YOUR INSTRUCTIONS
Transcribe the listing below word for word.

### PROVIDED DATA

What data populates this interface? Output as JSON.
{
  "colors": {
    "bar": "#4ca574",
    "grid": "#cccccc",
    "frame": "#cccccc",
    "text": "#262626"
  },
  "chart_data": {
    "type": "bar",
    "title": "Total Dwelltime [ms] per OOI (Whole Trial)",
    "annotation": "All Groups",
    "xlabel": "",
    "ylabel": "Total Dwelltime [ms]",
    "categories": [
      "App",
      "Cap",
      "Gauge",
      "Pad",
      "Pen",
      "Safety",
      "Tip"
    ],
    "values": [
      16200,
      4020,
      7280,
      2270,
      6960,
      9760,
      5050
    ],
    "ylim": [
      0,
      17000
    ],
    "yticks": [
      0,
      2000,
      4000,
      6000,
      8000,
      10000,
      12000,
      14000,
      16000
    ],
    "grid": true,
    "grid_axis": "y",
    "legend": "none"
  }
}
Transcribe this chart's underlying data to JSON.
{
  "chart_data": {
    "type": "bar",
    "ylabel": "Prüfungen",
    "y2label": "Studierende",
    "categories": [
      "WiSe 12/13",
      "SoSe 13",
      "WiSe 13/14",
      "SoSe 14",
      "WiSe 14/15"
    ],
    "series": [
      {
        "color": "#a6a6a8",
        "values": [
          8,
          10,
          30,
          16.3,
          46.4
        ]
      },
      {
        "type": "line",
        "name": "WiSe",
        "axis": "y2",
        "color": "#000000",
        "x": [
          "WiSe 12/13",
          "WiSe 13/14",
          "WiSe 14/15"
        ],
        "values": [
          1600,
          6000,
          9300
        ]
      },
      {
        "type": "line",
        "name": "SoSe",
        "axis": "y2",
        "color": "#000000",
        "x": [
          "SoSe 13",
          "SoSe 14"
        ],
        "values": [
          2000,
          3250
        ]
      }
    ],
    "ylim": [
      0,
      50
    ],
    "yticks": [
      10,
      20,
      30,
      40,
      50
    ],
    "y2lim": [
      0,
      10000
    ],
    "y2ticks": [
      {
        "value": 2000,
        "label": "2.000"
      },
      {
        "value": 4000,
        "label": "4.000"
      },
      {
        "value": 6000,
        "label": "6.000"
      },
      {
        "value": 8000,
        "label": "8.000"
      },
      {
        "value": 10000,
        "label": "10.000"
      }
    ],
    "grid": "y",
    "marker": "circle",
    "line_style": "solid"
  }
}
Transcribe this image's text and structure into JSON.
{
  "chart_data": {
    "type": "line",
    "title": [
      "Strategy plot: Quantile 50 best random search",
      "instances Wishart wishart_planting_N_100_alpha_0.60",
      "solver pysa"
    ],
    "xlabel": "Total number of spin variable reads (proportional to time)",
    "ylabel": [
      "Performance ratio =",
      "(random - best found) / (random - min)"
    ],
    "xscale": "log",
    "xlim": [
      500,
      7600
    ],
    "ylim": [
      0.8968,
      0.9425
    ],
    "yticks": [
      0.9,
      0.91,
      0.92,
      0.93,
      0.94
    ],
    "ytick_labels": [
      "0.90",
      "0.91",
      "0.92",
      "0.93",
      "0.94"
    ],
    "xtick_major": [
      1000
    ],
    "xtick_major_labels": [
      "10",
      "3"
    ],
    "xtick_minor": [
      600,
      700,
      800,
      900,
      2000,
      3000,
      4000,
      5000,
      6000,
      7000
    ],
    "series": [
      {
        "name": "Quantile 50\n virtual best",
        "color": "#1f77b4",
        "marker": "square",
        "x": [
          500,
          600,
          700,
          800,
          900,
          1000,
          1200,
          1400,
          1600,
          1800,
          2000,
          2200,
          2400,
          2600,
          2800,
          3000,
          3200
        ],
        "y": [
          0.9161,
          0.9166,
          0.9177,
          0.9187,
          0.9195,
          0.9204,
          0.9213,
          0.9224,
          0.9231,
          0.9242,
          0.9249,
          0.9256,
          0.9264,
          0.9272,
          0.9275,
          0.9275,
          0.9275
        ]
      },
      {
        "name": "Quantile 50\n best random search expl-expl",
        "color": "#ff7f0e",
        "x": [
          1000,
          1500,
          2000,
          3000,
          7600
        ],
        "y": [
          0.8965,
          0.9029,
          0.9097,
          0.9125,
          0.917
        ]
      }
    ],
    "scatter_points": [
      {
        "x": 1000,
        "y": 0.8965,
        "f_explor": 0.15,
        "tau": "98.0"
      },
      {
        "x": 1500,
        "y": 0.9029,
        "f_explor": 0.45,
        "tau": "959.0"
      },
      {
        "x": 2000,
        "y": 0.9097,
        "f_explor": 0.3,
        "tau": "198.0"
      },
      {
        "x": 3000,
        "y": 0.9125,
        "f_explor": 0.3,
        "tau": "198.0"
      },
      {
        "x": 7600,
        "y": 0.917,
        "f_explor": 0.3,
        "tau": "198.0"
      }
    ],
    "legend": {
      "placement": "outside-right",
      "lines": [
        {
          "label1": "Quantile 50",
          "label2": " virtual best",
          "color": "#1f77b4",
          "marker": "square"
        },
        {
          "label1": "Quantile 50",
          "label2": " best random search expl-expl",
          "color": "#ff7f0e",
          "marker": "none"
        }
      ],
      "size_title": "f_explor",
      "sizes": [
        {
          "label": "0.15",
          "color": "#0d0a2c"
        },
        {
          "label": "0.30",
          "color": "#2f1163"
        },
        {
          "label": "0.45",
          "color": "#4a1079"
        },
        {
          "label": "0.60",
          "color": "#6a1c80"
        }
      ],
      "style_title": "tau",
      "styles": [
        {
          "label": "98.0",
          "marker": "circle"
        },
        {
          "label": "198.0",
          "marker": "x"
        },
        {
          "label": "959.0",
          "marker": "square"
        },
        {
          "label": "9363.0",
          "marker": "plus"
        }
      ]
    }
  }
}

######

EXERCISE RESPONSE
What data populates this interface? Output as JSON.
{
  "colors": {
    "bar": "#4ca574",
    "grid": "#cccccc",
    "frame": "#cccccc",
    "text": "#262626"
  },
  "chart_data": {
    "type": "bar",
    "title": "Total Dwelltime [ms] per OOI (Whole Trial)",
    "annotation": "All Groups",
    "xlabel": "",
    "ylabel": "Total Dwelltime [ms]",
    "categories": [
      "App",
      "Cap",
      "Gauge",
      "Pad",
      "Pen",
      "Safety",
      "Tip"
    ],
    "values": [
      16200,
      4020,
      7280,
      2270,
      6960,
      9760,
      5050
    ],
    "ylim": [
      0,
      17000
    ],
    "yticks": [
      0,
      2000,
      4000,
      6000,
      8000,
      10000,
      12000,
      14000,
      16000
    ],
    "grid": true,
    "grid_axis": "y",
    "legend": "none"
  }
}
Transcribe this chart's underlying data to JSON.
{
  "chart_data": {
    "type": "bar",
    "ylabel": "Prüfungen",
    "y2label": "Studierende",
    "categories": [
      "WiSe 12/13",
      "SoSe 13",
      "WiSe 13/14",
      "SoSe 14",
      "WiSe 14/15"
    ],
    "series": [
      {
        "color": "#a6a6a8",
        "values": [
          8,
          10,
          30,
          16.3,
          46.4
        ]
      },
      {
        "type": "line",
        "name": "WiSe",
        "axis": "y2",
        "color": "#000000",
        "x": [
          "WiSe 12/13",
          "WiSe 13/14",
          "WiSe 14/15"
        ],
        "values": [
          1600,
          6000,
          9300
        ]
      },
      {
        "type": "line",
        "name": "SoSe",
        "axis": "y2",
        "color": "#000000",
        "x": [
          "SoSe 13",
          "SoSe 14"
        ],
        "values": [
          2000,
          3250
        ]
      }
    ],
    "ylim": [
      0,
      50
    ],
    "yticks": [
      10,
      20,
      30,
      40,
      50
    ],
    "y2lim": [
      0,
      10000
    ],
    "y2ticks": [
      {
        "value": 2000,
        "label": "2.000"
      },
      {
        "value": 4000,
        "label": "4.000"
      },
      {
        "value": 6000,
        "label": "6.000"
      },
      {
        "value": 8000,
        "label": "8.000"
      },
      {
        "value": 10000,
        "label": "10.000"
      }
    ],
    "grid": "y",
    "marker": "circle",
    "line_style": "solid"
  }
}
Transcribe this image's text and structure into JSON.
{
  "chart_data": {
    "type": "line",
    "title": [
      "Strategy plot: Quantile 50 best random search",
      "instances Wishart wishart_planting_N_100_alpha_0.60",
      "solver pysa"
    ],
    "xlabel": "Total number of spin variable reads (proportional to time)",
    "ylabel": [
      "Performance ratio =",
      "(random - best found) / (random - min)"
    ],
    "xscale": "log",
    "xlim": [
      500,
      7600
    ],
    "ylim": [
      0.8968,
      0.9425
    ],
    "yticks": [
      0.9,
      0.91,
      0.92,
      0.93,
      0.94
    ],
    "ytick_labels": [
      "0.90",
      "0.91",
      "0.92",
      "0.93",
      "0.94"
    ],
    "xtick_major": [
      1000
    ],
    "xtick_major_labels": [
      "10",
      "3"
    ],
    "xtick_minor": [
      600,
      700,
      800,
      900,
      2000,
      3000,
      4000,
      5000,
      6000,
      7000
    ],
    "series": [
      {
        "name": "Quantile 50\n virtual best",
        "color": "#1f77b4",
        "marker": "square",
        "x": [
          500,
          600,
          700,
          800,
          900,
          1000,
          1200,
          1400,
          1600,
          1800,
          2000,
          2200,
          2400,
          2600,
          2800,
          3000,
          3200
        ],
        "y": [
          0.9161,
          0.9166,
          0.9177,
          0.9187,
          0.9195,
          0.9204,
          0.9213,
          0.9224,
          0.9231,
          0.9242,
          0.9249,
          0.9256,
          0.9264,
          0.9272,
          0.9275,
          0.9275,
          0.9275
        ]
      },
      {
        "name": "Quantile 50\n best random search expl-expl",
        "color": "#ff7f0e",
        "x": [
          1000,
          1500,
          2000,
          3000,
          7600
        ],
        "y": [
          0.8965,
          0.9029,
          0.9097,
          0.9125,
          0.917
        ]
      }
    ],
    "scatter_points": [
      {
        "x": 1000,
        "y": 0.8965,
        "f_explor": 0.15,
        "tau": "98.0"
      },
      {
        "x": 1500,
        "y": 0.9029,
        "f_explor": 0.45,
        "tau": "959.0"
      },
      {
        "x": 2000,
        "y": 0.9097,
        "f_explor": 0.3,
        "tau": "198.0"
      },
      {
        "x": 3000,
        "y": 0.9125,
        "f_explor": 0.3,
        "tau": "198.0"
      },
      {
        "x": 7600,
        "y": 0.917,
        "f_explor": 0.3,
        "tau": "198.0"
      }
    ],
    "legend": {
      "placement": "outside-right",
      "lines": [
        {
          "label1": "Quantile 50",
          "label2": " virtual best",
          "color": "#1f77b4",
          "marker": "square"
        },
        {
          "label1": "Quantile 50",
          "label2": " best random search expl-expl",
          "color": "#ff7f0e",
          "marker": "none"
        }
      ],
      "size_title": "f_explor",
      "sizes": [
        {
          "label": "0.15",
          "color": "#0d0a2c"
        },
        {
          "label": "0.30",
          "color": "#2f1163"
        },
        {
          "label": "0.45",
          "color": "#4a1079"
        },
        {
          "label": "0.60",
          "color": "#6a1c80"
        }
      ],
      "style_title": "tau",
      "styles": [
        {
          "label": "98.0",
          "marker": "circle"
        },
        {
          "label": "198.0",
          "marker": "x"
        },
        {
          "label": "959.0",
          "marker": "square"
        },
        {
          "label": "9363.0",
          "marker": "plus"
        }
      ]
    }
  }
}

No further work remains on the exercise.